__THE EXERCISE__: Set down the records once more, please, exactly and with the pictures left out.

[Structured figure records]
%%

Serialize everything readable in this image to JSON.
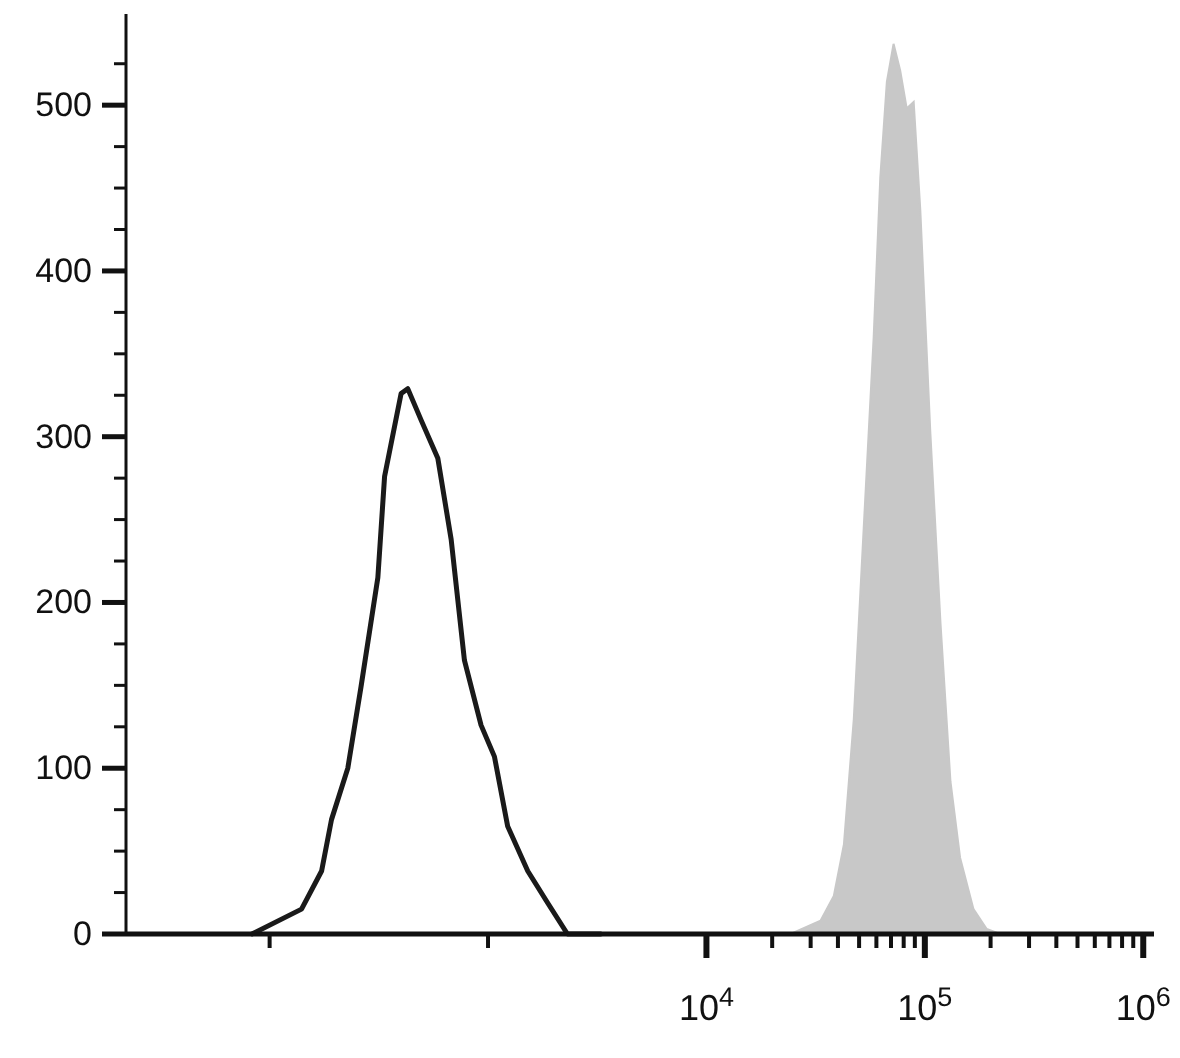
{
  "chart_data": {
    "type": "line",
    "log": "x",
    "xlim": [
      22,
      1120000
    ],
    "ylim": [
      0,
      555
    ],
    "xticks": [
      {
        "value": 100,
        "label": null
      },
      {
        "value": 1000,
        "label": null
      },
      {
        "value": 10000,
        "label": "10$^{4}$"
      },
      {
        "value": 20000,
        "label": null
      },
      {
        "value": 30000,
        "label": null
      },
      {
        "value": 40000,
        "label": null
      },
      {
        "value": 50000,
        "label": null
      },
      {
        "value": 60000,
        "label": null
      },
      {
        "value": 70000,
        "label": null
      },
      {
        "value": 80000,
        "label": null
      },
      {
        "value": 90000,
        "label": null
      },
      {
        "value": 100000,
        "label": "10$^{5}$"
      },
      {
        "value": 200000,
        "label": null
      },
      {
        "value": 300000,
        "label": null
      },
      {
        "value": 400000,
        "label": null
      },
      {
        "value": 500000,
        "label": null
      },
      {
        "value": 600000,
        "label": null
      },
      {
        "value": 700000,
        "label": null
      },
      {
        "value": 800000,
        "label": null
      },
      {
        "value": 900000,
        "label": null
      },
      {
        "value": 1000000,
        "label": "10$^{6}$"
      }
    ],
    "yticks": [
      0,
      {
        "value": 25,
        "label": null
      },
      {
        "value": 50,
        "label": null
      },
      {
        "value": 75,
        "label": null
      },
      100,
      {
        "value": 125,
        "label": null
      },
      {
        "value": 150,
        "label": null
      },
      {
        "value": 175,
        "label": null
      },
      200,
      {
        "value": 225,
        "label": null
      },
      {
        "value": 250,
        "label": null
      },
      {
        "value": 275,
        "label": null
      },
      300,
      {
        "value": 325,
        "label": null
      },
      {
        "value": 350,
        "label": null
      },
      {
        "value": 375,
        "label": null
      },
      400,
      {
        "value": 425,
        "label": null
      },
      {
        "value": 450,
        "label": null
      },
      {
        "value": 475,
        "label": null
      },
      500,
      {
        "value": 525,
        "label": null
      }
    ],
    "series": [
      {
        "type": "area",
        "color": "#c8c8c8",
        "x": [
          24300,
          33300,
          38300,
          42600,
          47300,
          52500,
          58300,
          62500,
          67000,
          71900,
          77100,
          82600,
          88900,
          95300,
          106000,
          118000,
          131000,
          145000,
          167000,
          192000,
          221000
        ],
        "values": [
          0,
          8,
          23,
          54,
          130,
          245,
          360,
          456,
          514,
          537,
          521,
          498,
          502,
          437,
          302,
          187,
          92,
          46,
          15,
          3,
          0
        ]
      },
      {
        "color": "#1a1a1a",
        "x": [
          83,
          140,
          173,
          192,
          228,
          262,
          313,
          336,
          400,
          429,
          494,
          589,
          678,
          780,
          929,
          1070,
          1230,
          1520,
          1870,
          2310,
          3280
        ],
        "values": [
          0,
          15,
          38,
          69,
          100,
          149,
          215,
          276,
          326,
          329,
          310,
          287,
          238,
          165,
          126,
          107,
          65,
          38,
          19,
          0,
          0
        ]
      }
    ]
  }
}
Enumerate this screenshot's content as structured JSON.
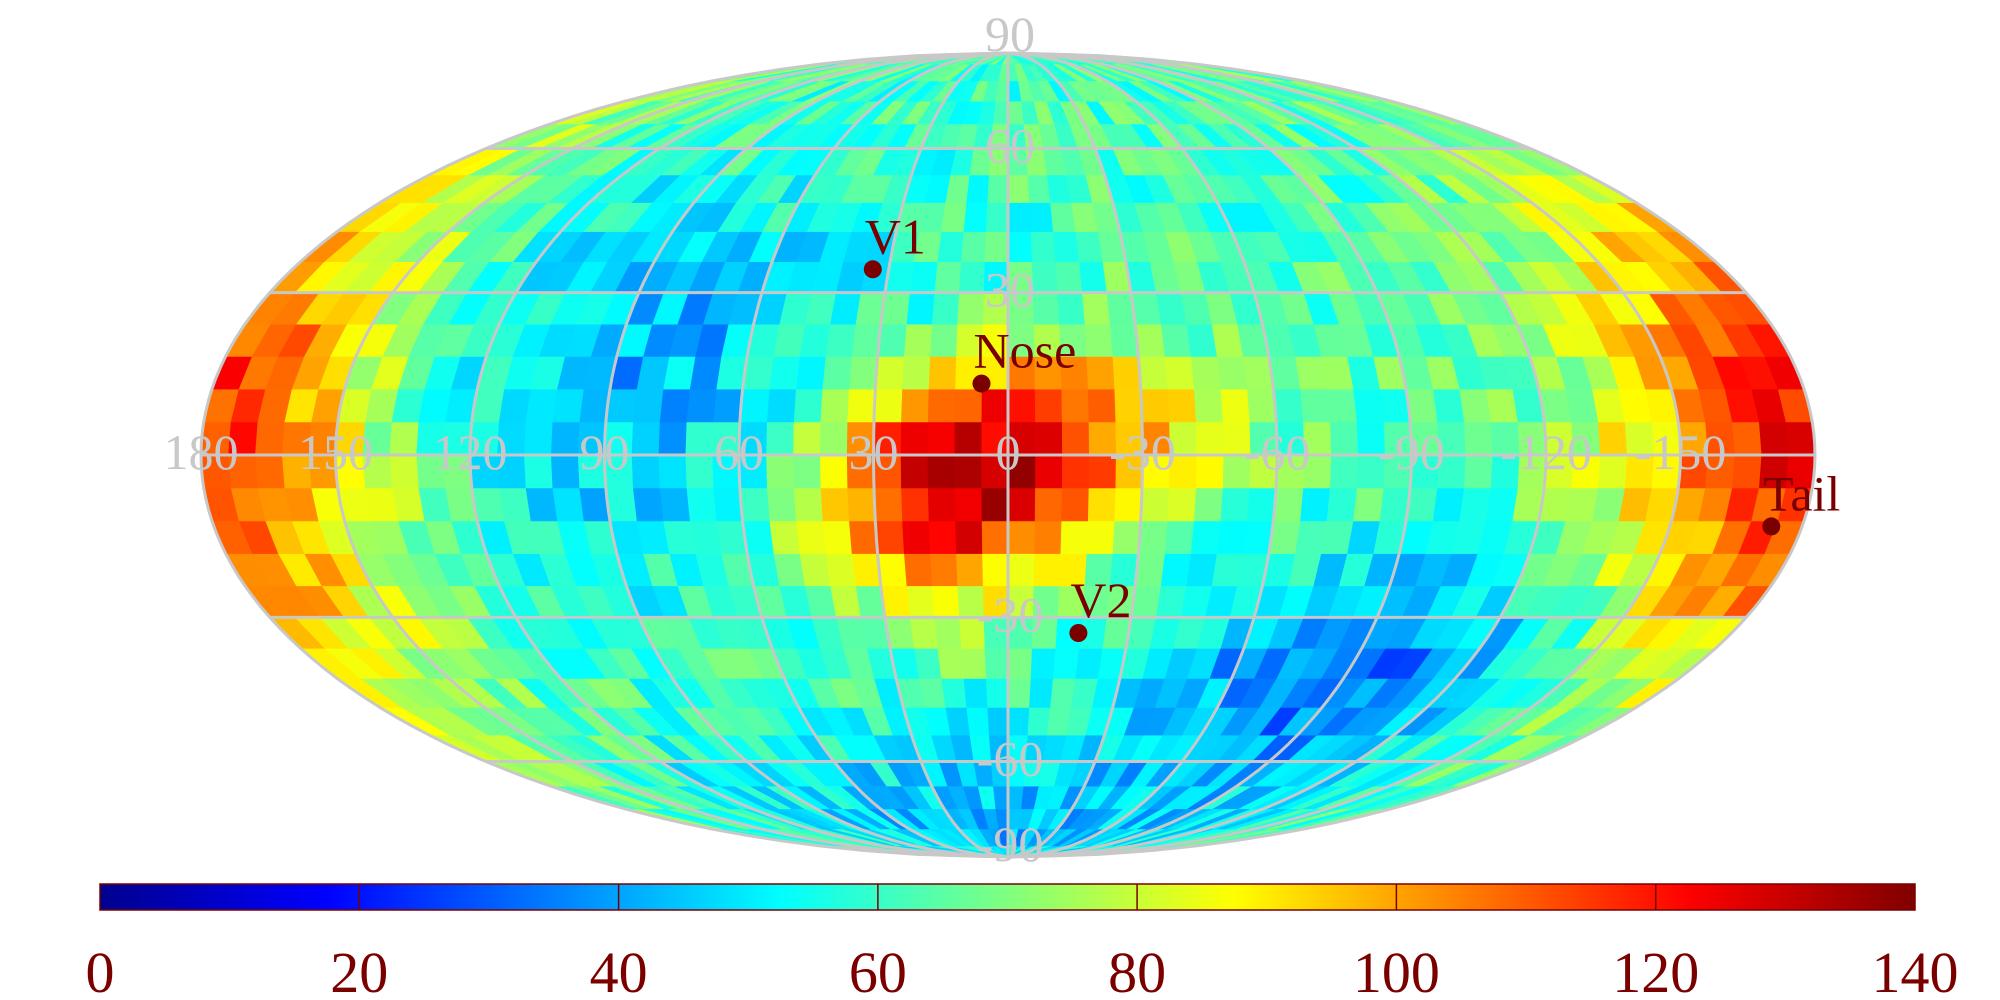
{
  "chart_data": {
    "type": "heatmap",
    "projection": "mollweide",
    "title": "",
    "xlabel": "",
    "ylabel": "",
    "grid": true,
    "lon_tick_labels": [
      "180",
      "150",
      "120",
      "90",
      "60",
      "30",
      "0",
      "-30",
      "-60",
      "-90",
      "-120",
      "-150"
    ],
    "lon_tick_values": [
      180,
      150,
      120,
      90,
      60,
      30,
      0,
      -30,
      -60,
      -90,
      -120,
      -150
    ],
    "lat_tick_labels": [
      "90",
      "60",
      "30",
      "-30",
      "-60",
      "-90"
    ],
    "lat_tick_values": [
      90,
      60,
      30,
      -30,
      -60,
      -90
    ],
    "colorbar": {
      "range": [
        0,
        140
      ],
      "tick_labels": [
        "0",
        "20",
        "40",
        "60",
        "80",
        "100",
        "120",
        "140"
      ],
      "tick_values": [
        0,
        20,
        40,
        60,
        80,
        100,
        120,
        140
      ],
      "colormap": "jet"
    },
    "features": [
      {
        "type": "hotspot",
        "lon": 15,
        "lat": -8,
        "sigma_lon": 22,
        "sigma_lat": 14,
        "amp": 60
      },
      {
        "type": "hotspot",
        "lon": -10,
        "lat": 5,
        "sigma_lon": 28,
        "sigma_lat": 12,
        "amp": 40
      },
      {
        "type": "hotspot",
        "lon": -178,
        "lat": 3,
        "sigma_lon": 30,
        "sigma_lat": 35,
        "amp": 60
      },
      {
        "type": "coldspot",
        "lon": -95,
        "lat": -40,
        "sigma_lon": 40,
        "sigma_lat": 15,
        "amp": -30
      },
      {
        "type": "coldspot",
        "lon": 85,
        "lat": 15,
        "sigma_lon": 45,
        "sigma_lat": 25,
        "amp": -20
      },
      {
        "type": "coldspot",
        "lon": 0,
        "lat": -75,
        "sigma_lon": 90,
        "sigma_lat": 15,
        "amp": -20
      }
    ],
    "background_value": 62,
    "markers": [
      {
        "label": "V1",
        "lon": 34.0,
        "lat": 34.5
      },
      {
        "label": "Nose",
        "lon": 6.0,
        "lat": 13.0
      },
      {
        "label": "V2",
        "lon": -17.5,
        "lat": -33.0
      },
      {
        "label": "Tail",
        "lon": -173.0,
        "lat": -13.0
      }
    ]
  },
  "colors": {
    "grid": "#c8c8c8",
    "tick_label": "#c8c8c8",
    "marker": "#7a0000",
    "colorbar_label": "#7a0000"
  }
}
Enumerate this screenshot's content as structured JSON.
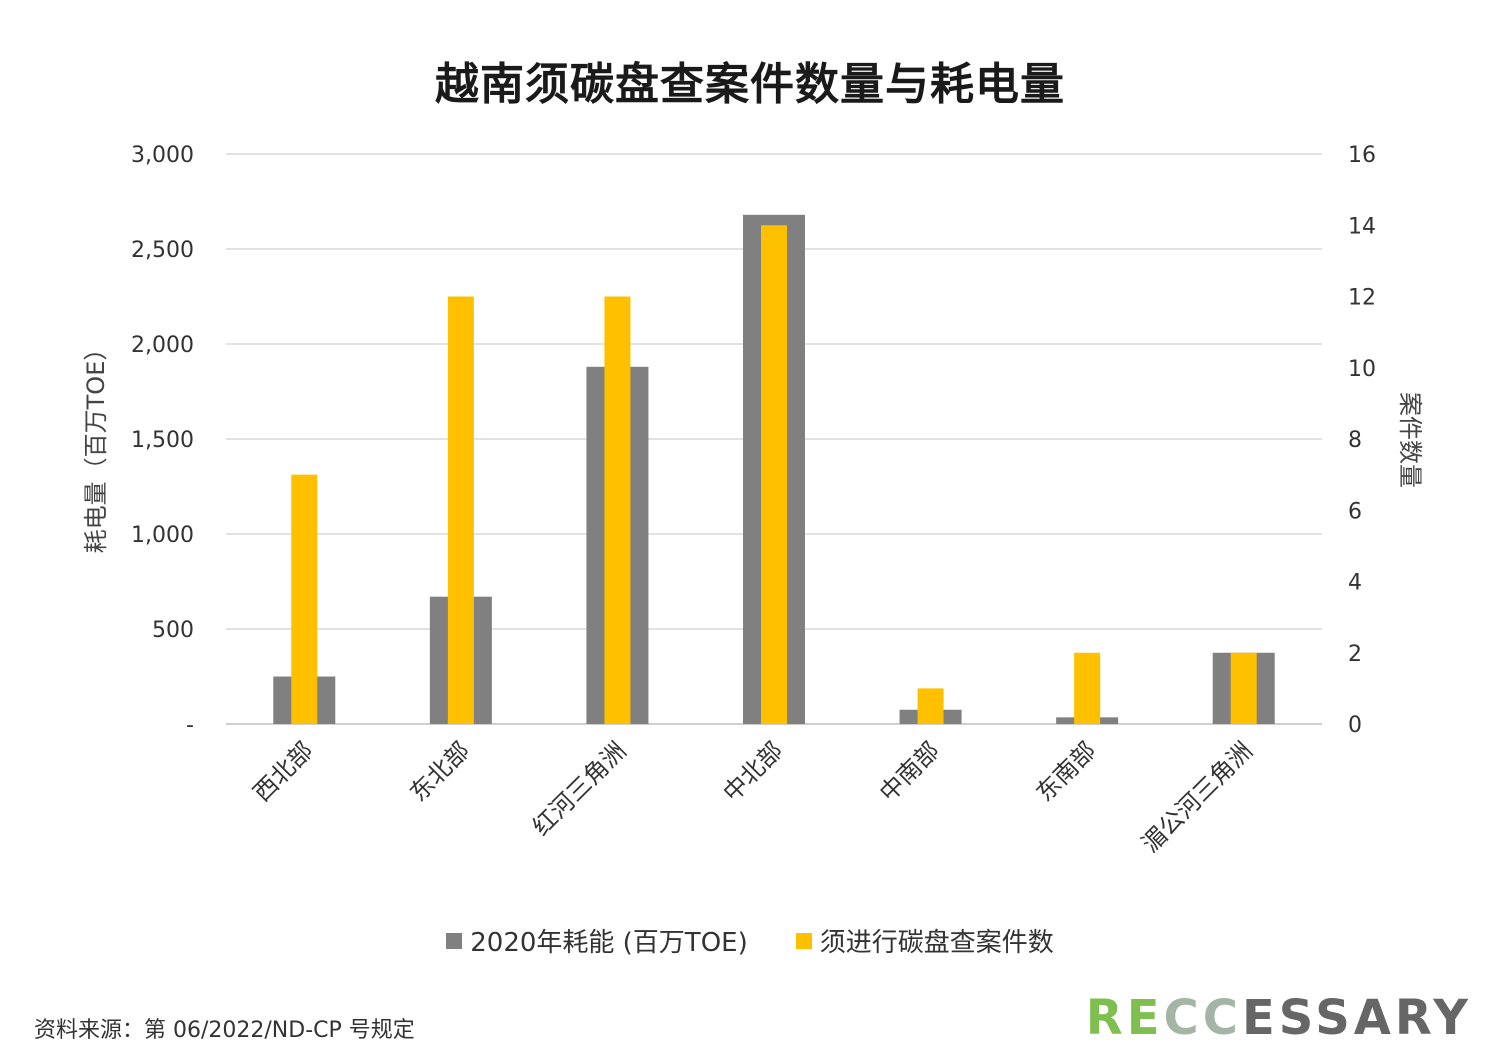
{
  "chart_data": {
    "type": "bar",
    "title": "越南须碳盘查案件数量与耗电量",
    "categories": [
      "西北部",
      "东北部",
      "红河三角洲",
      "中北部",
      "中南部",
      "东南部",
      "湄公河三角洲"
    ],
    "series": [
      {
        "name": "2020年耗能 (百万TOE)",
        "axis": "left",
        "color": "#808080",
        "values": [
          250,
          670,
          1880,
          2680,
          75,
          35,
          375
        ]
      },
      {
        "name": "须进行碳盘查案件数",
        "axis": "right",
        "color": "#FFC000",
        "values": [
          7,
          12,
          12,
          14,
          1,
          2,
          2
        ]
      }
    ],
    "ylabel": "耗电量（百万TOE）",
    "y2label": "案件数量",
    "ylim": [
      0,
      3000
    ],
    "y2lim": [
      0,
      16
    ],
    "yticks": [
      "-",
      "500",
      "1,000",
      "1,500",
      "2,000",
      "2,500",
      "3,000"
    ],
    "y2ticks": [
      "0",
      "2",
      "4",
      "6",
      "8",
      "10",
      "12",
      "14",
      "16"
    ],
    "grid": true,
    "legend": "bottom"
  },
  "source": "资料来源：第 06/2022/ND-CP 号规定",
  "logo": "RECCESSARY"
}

%%

__PROBLEM SOLUTION__:
Serialize everything readable in this image to JSON.
{
  "chart_data": {
    "type": "line",
    "log": "x",
    "xlim": [
      22,
      1120000
    ],
    "ylim": [
      0,
      555
    ],
    "xticks": [
      {
        "value": 100,
        "label": null
      },
      {
        "value": 1000,
        "label": null
      },
      {
        "value": 10000,
        "label": "10$^{4}$"
      },
      {
        "value": 20000,
        "label": null
      },
      {
        "value": 30000,
        "label": null
      },
      {
        "value": 40000,
        "label": null
      },
      {
        "value": 50000,
        "label": null
      },
      {
        "value": 60000,
        "label": null
      },
      {
        "value": 70000,
        "label": null
      },
      {
        "value": 80000,
        "label": null
      },
      {
        "value": 90000,
        "label": null
      },
      {
        "value": 100000,
        "label": "10$^{5}$"
      },
      {
        "value": 200000,
        "label": null
      },
      {
        "value": 300000,
        "label": null
      },
      {
        "value": 400000,
        "label": null
      },
      {
        "value": 500000,
        "label": null
      },
      {
        "value": 600000,
        "label": null
      },
      {
        "value": 700000,
        "label": null
      },
      {
        "value": 800000,
        "label": null
      },
      {
        "value": 900000,
        "label": null
      },
      {
        "value": 1000000,
        "label": "10$^{6}$"
      }
    ],
    "yticks": [
      0,
      {
        "value": 25,
        "label": null
      },
      {
        "value": 50,
        "label": null
      },
      {
        "value": 75,
        "label": null
      },
      100,
      {
        "value": 125,
        "label": null
      },
      {
        "value": 150,
        "label": null
      },
      {
        "value": 175,
        "label": null
      },
      200,
      {
        "value": 225,
        "label": null
      },
      {
        "value": 250,
        "label": null
      },
      {
        "value": 275,
        "label": null
      },
      300,
      {
        "value": 325,
        "label": null
      },
      {
        "value": 350,
        "label": null
      },
      {
        "value": 375,
        "label": null
      },
      400,
      {
        "value": 425,
        "label": null
      },
      {
        "value": 450,
        "label": null
      },
      {
        "value": 475,
        "label": null
      },
      500,
      {
        "value": 525,
        "label": null
      }
    ],
    "series": [
      {
        "type": "area",
        "color": "#c8c8c8",
        "x": [
          24300,
          33300,
          38300,
          42600,
          47300,
          52500,
          58300,
          62500,
          67000,
          71900,
          77100,
          82600,
          88900,
          95300,
          106000,
          118000,
          131000,
          145000,
          167000,
          192000,
          221000
        ],
        "values": [
          0,
          8,
          23,
          54,
          130,
          245,
          360,
          456,
          514,
          537,
          521,
          498,
          502,
          437,
          302,
          187,
          92,
          46,
          15,
          3,
          0
        ]
      },
      {
        "color": "#1a1a1a",
        "x": [
          83,
          140,
          173,
          192,
          228,
          262,
          313,
          336,
          400,
          429,
          494,
          589,
          678,
          780,
          929,
          1070,
          1230,
          1520,
          1870,
          2310,
          3280
        ],
        "values": [
          0,
          15,
          38,
          69,
          100,
          149,
          215,
          276,
          326,
          329,
          310,
          287,
          238,
          165,
          126,
          107,
          65,
          38,
          19,
          0,
          0
        ]
      }
    ]
  }
}
Enumerate this screenshot's content as structured JSON.
{
  "chart_data": {
    "type": "heatmap",
    "projection": "mollweide",
    "title": "",
    "xlabel": "",
    "ylabel": "",
    "grid": true,
    "lon_tick_labels": [
      "180",
      "150",
      "120",
      "90",
      "60",
      "30",
      "0",
      "-30",
      "-60",
      "-90",
      "-120",
      "-150"
    ],
    "lon_tick_values": [
      180,
      150,
      120,
      90,
      60,
      30,
      0,
      -30,
      -60,
      -90,
      -120,
      -150
    ],
    "lat_tick_labels": [
      "90",
      "60",
      "30",
      "-30",
      "-60",
      "-90"
    ],
    "lat_tick_values": [
      90,
      60,
      30,
      -30,
      -60,
      -90
    ],
    "colorbar": {
      "range": [
        0,
        140
      ],
      "tick_labels": [
        "0",
        "20",
        "40",
        "60",
        "80",
        "100",
        "120",
        "140"
      ],
      "tick_values": [
        0,
        20,
        40,
        60,
        80,
        100,
        120,
        140
      ],
      "colormap": "jet"
    },
    "features": [
      {
        "type": "hotspot",
        "lon": 15,
        "lat": -8,
        "sigma_lon": 22,
        "sigma_lat": 14,
        "amp": 60
      },
      {
        "type": "hotspot",
        "lon": -10,
        "lat": 5,
        "sigma_lon": 28,
        "sigma_lat": 12,
        "amp": 40
      },
      {
        "type": "hotspot",
        "lon": -178,
        "lat": 3,
        "sigma_lon": 30,
        "sigma_lat": 35,
        "amp": 60
      },
      {
        "type": "coldspot",
        "lon": -95,
        "lat": -40,
        "sigma_lon": 40,
        "sigma_lat": 15,
        "amp": -30
      },
      {
        "type": "coldspot",
        "lon": 85,
        "lat": 15,
        "sigma_lon": 45,
        "sigma_lat": 25,
        "amp": -20
      },
      {
        "type": "coldspot",
        "lon": 0,
        "lat": -75,
        "sigma_lon": 90,
        "sigma_lat": 15,
        "amp": -20
      }
    ],
    "background_value": 62,
    "markers": [
      {
        "label": "V1",
        "lon": 34.0,
        "lat": 34.5
      },
      {
        "label": "Nose",
        "lon": 6.0,
        "lat": 13.0
      },
      {
        "label": "V2",
        "lon": -17.5,
        "lat": -33.0
      },
      {
        "label": "Tail",
        "lon": -173.0,
        "lat": -13.0
      }
    ]
  },
  "colors": {
    "grid": "#c8c8c8",
    "tick_label": "#c8c8c8",
    "marker": "#7a0000",
    "colorbar_label": "#7a0000"
  }
}
Enumerate this screenshot's content as structured JSON.
{
  "chart_data": {
    "type": "bar",
    "title": "越南须碳盘查案件数量与耗电量",
    "categories": [
      "西北部",
      "东北部",
      "红河三角洲",
      "中北部",
      "中南部",
      "东南部",
      "湄公河三角洲"
    ],
    "series": [
      {
        "name": "2020年耗能 (百万TOE)",
        "axis": "left",
        "color": "#808080",
        "values": [
          250,
          670,
          1880,
          2680,
          75,
          35,
          375
        ]
      },
      {
        "name": "须进行碳盘查案件数",
        "axis": "right",
        "color": "#FFC000",
        "values": [
          7,
          12,
          12,
          14,
          1,
          2,
          2
        ]
      }
    ],
    "ylabel": "耗电量（百万TOE）",
    "y2label": "案件数量",
    "ylim": [
      0,
      3000
    ],
    "y2lim": [
      0,
      16
    ],
    "yticks": [
      "-",
      "500",
      "1,000",
      "1,500",
      "2,000",
      "2,500",
      "3,000"
    ],
    "y2ticks": [
      "0",
      "2",
      "4",
      "6",
      "8",
      "10",
      "12",
      "14",
      "16"
    ],
    "grid": true,
    "legend": "bottom"
  },
  "source": "资料来源：第 06/2022/ND-CP 号规定",
  "logo": "RECCESSARY"
}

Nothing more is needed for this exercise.